= Required task 1 =
According to the article about Seattle mayoral candidate Cary Moon, which activist group is she best known for co-founding?

= Text to read =
Begin

Seattle mayoral candidate Cary Moon has won praise as an articulate urbanist and activist who crusaded against Seattle’s waterfront tunnel. But a look at her professional and civic life shows sparse management experience.
From the time she moved to Seattle two decades ago, Cary Moon has devoted herself to re-imagining the cityscape — often focusing on the Elliott Bay waterfront she can see from her downtown penthouse.
As she campaigns for mayor in the Nov. 7 election, Moon has won praise as a progressive urbanist with expertise in zoning, urban design and transportation issues facing the city.
But Moon has struggled to show she has the management experience or concrete accomplishments to prepare her to lead a $5.3 billion, 12,000-employee city bureaucracy.
Educated as an engineer and landscape architect, Moon, 54, is best known as co-founder of the People’s Waterfront Coalition, the scrappy activist group that unsuccessfully fought the deep-bore tunnel now under construction to replace the Alaskan Way Viaduct.

End

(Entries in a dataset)

Begin

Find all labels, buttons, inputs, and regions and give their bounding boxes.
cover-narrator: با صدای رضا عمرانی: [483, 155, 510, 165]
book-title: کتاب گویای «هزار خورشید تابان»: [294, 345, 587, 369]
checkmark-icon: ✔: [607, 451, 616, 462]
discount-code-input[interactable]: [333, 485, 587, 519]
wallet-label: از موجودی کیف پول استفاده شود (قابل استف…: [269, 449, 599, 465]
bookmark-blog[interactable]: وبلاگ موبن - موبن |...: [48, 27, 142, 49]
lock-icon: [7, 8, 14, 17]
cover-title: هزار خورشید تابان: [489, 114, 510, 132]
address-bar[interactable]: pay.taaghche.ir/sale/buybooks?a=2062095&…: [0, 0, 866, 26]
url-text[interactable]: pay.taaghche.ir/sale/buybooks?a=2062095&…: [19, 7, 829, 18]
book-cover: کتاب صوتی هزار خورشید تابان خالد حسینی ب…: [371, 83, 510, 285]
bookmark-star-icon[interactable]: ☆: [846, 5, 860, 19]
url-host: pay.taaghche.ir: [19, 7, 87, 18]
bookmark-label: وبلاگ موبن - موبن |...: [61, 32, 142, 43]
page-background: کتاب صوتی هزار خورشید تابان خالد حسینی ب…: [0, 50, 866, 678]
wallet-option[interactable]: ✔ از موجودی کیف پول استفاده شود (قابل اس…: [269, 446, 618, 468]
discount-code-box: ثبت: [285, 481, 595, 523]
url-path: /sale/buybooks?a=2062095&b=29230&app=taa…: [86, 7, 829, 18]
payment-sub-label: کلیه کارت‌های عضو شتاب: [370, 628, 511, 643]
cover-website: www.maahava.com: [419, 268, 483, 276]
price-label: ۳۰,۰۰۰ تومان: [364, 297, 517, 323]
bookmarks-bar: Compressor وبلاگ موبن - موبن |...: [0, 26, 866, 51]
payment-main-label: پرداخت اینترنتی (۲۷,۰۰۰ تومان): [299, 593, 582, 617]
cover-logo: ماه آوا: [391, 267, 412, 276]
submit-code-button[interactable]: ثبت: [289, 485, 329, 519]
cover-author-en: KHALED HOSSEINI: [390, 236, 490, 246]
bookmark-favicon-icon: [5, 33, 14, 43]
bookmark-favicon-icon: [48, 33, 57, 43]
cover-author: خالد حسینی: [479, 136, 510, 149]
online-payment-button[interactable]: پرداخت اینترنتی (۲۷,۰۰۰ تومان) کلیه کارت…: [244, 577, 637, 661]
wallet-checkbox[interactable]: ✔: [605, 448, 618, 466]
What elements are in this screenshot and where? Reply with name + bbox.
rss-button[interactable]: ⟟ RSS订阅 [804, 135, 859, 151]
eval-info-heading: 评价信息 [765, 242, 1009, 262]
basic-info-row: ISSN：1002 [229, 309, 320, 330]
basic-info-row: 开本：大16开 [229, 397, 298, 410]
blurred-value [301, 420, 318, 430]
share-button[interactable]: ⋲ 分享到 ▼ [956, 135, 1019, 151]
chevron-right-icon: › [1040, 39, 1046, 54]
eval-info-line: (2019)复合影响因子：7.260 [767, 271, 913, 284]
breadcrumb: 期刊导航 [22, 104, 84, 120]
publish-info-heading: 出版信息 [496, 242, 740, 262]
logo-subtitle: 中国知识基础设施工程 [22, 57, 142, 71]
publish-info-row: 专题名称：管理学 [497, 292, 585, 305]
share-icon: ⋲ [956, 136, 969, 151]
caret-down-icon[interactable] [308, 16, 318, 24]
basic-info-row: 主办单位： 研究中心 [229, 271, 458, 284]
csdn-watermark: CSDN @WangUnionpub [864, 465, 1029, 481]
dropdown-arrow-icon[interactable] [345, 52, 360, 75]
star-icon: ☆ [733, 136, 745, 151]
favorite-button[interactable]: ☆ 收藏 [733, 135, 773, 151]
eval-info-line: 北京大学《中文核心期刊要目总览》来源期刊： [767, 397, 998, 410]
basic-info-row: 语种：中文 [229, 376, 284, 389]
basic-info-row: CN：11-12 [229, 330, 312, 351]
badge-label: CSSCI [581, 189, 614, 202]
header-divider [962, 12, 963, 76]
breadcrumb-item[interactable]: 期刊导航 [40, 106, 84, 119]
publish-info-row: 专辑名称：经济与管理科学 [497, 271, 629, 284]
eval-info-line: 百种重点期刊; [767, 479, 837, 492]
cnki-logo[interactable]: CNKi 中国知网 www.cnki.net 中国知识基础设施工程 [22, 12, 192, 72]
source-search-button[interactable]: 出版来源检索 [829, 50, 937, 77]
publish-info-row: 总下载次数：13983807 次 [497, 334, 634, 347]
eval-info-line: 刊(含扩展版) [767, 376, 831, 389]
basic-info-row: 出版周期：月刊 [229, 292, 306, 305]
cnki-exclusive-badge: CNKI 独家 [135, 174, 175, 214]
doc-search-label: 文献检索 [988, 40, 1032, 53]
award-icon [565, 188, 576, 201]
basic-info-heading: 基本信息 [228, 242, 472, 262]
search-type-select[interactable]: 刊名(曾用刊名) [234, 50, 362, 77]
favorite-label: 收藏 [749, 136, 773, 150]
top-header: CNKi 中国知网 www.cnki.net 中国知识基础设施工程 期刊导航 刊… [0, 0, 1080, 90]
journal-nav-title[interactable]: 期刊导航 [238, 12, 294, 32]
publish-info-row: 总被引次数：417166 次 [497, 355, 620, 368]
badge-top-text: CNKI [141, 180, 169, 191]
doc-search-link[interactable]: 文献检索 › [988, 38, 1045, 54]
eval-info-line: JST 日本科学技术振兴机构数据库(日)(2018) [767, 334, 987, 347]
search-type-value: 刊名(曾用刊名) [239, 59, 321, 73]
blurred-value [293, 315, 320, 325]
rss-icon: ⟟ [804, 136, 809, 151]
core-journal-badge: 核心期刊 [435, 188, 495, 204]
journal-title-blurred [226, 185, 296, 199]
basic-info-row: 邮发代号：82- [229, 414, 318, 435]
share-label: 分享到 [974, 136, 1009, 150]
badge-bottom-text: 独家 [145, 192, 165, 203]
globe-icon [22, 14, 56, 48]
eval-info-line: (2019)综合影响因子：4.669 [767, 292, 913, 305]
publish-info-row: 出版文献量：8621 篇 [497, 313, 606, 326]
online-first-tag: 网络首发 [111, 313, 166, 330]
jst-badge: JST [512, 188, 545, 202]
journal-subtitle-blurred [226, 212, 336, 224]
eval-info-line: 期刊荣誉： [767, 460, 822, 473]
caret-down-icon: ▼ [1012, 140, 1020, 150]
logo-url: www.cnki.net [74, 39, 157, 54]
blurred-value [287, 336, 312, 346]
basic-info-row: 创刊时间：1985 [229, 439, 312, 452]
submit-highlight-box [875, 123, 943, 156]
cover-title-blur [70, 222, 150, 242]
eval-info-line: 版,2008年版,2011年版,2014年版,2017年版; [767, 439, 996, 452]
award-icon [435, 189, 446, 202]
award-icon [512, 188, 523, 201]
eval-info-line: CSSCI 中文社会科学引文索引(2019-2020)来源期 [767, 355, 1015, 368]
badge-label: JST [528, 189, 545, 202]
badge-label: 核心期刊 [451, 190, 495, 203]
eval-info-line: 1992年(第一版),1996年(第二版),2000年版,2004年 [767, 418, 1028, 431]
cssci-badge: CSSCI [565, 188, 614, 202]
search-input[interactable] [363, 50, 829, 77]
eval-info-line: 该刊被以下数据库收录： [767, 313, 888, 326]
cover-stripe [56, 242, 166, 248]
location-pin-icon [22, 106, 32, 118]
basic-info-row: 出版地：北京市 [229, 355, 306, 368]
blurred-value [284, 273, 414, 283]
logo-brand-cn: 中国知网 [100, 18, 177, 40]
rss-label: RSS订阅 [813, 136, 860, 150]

End

= Required task 2 =
Pull out every line of the entries above that contains the string "header", matching case exactly.

= Right answer 1 =
The People's Waterfront Coalition.

= Right answer 2 =
header-divider [962, 12, 963, 76]
top-header: CNKi 中国知网 www.cnki.net 中国知识基础设施工程 期刊导航 刊… [0, 0, 1080, 90]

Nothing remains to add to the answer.